INSTRUCTIONS FOR THE TASK = Go through the material and tally the lines containing the string "дефектов". Give the total alone.

DATASET ROWS =
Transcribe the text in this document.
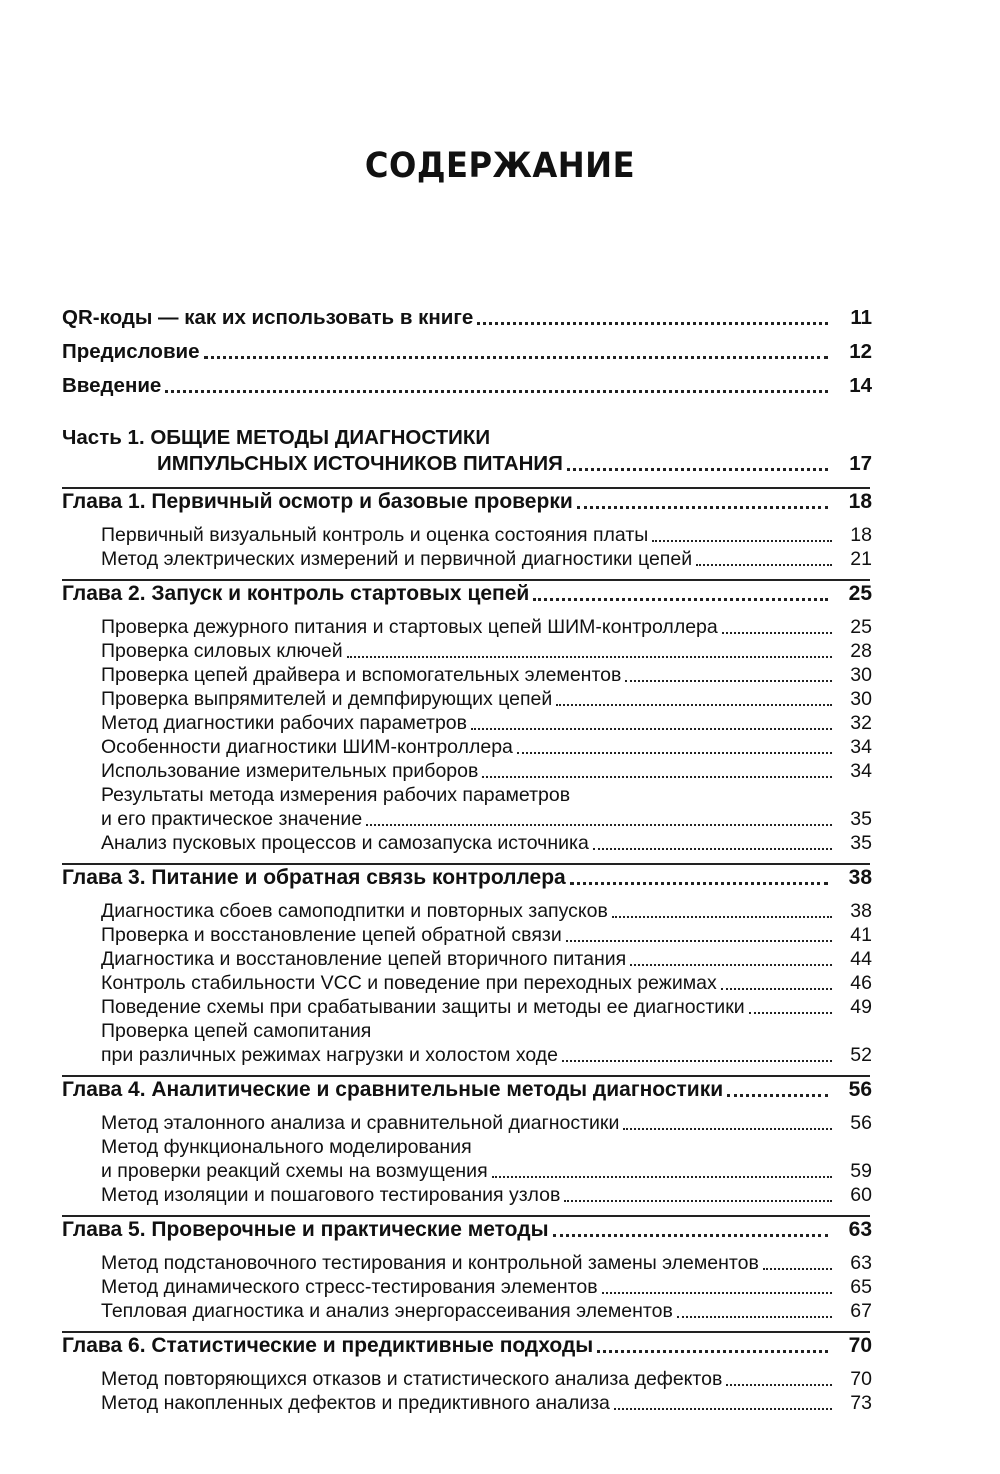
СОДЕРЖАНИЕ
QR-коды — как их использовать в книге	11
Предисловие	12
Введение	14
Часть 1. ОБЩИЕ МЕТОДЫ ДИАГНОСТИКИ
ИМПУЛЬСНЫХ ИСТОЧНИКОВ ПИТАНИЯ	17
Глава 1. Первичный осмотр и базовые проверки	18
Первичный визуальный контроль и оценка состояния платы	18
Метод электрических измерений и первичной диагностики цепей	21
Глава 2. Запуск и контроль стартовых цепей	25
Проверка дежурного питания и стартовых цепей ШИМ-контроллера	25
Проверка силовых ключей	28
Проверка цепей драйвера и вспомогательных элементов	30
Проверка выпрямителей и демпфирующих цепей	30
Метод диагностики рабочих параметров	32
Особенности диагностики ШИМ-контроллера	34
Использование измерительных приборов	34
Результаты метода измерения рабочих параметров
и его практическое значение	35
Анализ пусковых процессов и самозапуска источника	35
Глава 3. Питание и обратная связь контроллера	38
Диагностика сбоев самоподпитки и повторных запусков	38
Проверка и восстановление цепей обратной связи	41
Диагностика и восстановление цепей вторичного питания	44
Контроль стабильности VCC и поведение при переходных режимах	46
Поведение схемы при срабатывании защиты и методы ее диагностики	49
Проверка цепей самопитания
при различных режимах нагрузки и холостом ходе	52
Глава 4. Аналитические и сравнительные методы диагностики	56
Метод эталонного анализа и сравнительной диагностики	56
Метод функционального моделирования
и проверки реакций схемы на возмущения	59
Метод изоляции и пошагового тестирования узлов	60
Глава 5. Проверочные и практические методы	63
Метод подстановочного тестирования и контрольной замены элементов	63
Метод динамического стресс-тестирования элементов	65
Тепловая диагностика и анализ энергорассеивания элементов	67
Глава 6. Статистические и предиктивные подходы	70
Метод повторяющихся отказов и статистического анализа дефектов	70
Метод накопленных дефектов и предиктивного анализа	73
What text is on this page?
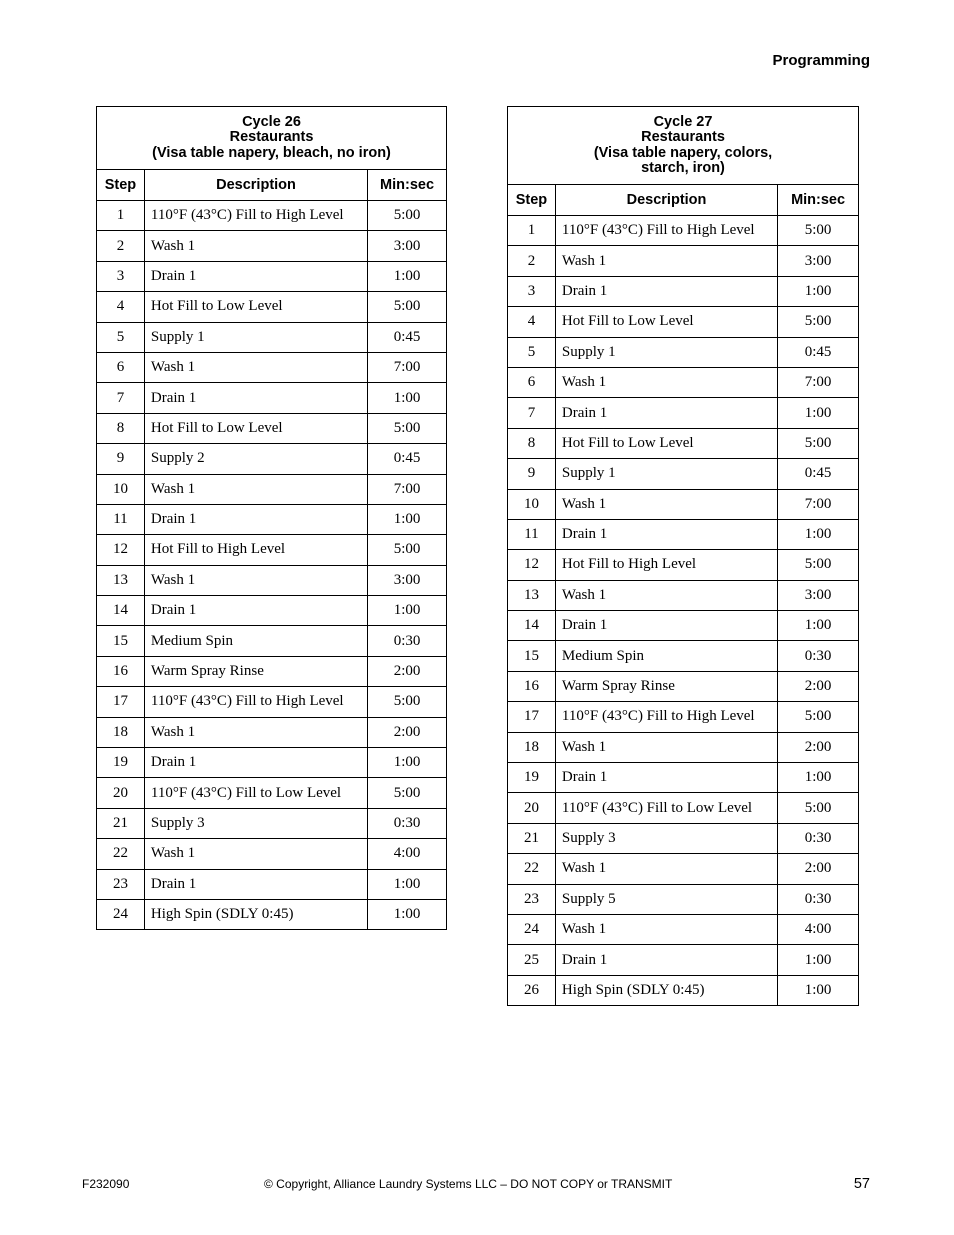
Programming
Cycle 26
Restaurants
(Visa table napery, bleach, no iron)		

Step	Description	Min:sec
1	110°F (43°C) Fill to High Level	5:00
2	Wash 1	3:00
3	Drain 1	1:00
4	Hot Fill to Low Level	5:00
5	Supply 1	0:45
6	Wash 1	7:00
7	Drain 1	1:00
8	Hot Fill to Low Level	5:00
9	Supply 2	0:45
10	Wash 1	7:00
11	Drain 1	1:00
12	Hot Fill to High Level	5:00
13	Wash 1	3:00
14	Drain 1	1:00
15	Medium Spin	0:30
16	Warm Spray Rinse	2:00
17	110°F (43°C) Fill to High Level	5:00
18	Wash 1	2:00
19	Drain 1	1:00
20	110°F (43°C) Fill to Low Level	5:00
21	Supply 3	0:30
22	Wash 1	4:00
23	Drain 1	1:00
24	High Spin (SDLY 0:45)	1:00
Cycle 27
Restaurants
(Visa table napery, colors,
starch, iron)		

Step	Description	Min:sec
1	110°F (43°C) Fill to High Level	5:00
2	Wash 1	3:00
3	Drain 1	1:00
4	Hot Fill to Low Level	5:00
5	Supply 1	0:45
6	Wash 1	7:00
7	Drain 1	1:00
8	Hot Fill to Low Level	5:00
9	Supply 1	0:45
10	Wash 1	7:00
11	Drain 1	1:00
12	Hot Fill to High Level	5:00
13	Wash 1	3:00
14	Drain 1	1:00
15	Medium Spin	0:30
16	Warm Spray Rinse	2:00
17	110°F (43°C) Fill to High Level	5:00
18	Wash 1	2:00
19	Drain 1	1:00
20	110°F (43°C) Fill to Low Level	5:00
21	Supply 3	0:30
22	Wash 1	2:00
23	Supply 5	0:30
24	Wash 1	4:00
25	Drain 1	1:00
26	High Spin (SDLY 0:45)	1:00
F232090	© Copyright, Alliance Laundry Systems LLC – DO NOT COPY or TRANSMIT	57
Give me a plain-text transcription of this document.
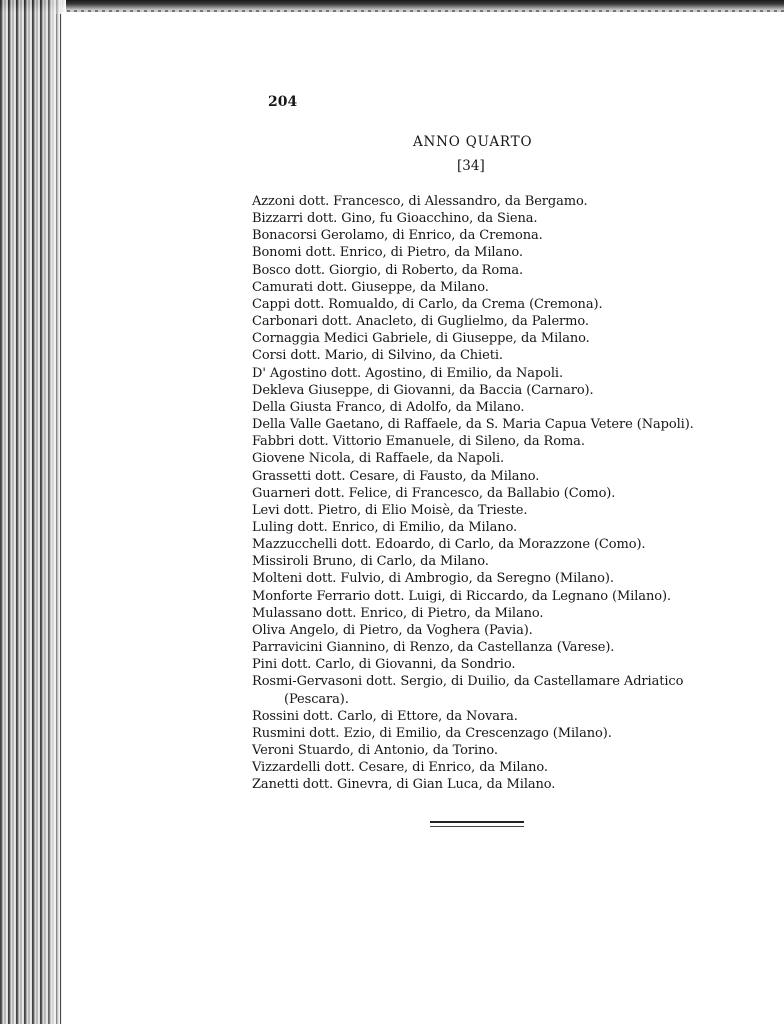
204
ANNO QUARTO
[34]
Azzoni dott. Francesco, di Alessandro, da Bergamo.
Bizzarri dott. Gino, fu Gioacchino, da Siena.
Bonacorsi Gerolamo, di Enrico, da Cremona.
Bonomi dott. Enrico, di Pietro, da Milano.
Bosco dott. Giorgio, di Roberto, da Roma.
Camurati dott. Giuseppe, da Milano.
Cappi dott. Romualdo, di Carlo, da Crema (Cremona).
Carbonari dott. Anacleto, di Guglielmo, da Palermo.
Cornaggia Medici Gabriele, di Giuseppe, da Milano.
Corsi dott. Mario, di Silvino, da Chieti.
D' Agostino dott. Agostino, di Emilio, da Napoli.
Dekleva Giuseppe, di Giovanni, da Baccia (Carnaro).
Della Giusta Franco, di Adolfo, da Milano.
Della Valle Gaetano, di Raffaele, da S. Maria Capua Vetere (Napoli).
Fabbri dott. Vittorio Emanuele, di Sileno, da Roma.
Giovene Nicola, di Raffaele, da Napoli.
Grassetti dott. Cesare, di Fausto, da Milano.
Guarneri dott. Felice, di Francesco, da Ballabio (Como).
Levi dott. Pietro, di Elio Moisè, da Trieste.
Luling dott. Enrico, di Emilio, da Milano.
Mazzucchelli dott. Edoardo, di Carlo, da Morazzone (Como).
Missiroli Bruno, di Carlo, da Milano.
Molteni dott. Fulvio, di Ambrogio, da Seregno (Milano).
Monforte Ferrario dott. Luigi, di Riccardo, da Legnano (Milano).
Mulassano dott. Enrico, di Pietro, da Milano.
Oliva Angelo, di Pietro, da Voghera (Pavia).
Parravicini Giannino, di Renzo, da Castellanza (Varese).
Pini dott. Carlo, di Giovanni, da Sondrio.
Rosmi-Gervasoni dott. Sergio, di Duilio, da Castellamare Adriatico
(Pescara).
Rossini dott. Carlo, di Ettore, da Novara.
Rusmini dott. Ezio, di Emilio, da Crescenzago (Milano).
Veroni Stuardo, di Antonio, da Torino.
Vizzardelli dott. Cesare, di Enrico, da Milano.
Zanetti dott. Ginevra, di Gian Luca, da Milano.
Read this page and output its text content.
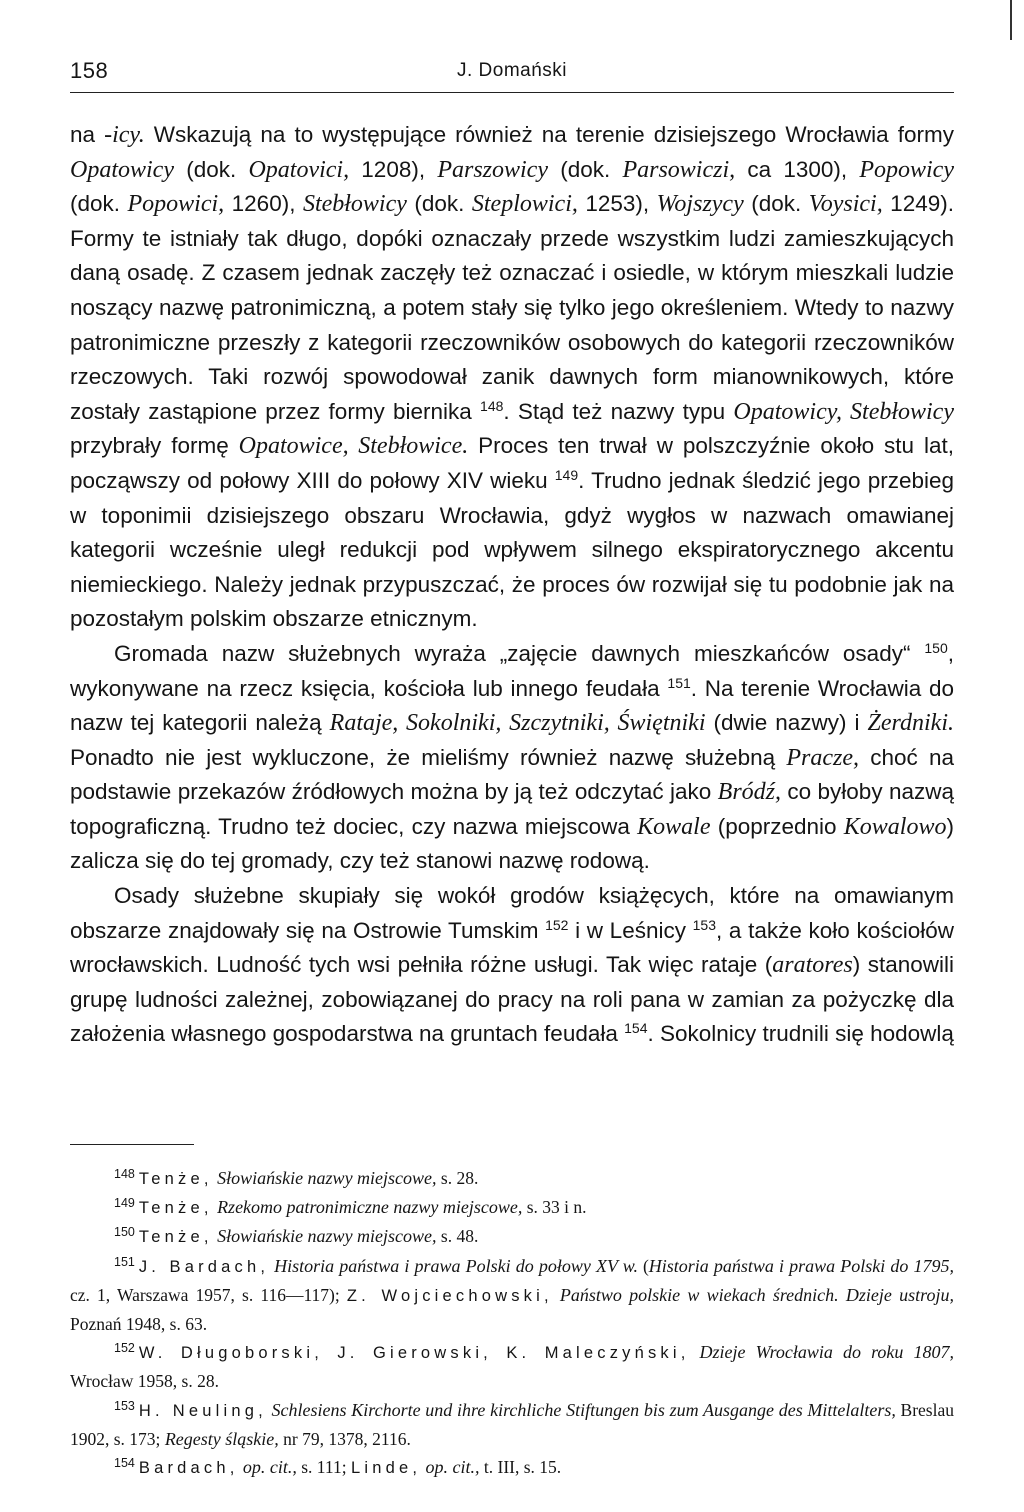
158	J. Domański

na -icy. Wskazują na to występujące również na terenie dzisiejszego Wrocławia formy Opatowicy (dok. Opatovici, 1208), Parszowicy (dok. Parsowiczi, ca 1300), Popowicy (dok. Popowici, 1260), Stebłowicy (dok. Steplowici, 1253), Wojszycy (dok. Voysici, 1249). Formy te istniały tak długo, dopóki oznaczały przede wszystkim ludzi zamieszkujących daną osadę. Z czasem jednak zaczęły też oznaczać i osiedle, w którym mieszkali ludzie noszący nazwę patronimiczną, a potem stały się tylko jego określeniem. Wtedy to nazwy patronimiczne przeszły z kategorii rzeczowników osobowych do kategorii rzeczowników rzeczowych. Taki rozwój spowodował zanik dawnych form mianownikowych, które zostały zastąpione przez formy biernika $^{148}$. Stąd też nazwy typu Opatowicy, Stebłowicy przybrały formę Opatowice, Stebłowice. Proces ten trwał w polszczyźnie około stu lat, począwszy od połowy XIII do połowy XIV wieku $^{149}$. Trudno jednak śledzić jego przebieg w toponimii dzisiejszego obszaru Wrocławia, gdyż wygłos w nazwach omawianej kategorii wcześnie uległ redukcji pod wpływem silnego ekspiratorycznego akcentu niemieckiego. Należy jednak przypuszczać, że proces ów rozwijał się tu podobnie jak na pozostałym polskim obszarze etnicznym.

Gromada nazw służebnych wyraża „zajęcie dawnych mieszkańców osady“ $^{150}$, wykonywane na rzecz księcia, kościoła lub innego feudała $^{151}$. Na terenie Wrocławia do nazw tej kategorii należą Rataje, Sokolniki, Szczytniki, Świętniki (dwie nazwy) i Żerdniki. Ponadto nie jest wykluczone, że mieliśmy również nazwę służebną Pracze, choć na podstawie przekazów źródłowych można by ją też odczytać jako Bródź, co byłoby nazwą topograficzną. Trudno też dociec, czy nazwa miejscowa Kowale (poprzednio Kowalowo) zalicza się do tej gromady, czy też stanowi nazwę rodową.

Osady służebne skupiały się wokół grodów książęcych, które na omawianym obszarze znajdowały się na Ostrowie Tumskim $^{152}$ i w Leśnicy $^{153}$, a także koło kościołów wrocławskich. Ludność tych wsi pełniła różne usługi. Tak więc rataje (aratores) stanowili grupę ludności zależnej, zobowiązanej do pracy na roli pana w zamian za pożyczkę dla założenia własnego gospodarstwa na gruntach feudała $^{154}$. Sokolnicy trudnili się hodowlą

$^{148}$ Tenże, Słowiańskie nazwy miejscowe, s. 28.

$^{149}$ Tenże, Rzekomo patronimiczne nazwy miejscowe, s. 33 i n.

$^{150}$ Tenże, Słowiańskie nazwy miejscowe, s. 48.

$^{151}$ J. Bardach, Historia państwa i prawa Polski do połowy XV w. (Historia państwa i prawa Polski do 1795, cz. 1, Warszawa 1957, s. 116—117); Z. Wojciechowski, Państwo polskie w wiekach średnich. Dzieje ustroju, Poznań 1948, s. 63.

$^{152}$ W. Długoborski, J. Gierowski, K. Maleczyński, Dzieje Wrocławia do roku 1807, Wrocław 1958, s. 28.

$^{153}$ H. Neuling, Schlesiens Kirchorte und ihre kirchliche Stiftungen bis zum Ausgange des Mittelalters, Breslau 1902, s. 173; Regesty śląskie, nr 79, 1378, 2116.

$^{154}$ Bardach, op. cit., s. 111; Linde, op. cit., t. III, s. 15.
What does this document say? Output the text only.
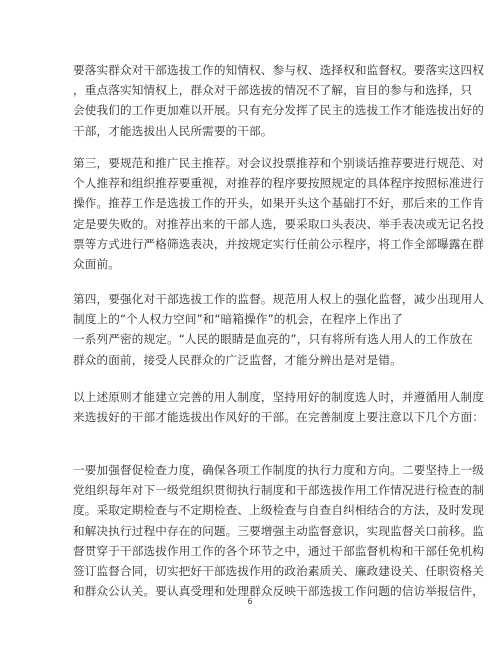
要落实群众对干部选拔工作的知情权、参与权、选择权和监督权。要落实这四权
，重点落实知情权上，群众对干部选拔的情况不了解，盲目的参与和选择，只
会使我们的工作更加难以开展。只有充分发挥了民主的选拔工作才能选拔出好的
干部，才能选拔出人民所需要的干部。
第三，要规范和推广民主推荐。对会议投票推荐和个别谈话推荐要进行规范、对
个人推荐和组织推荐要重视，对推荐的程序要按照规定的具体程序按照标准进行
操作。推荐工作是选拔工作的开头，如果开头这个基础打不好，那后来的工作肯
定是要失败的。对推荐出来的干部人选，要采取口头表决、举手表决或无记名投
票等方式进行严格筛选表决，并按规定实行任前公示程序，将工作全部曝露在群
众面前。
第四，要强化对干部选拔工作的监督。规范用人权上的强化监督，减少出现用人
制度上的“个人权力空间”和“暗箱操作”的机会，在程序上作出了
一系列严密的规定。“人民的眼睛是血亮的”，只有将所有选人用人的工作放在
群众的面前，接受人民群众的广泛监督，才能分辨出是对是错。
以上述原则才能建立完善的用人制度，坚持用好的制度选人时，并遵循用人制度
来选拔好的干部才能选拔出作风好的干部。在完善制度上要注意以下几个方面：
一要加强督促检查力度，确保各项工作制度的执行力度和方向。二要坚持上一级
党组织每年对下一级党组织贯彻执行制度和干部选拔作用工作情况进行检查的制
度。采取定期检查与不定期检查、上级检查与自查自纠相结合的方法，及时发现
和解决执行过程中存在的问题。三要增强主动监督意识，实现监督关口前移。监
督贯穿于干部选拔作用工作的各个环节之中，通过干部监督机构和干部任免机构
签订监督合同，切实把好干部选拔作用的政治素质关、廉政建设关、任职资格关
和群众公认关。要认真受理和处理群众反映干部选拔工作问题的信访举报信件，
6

FINAL RESULT = 2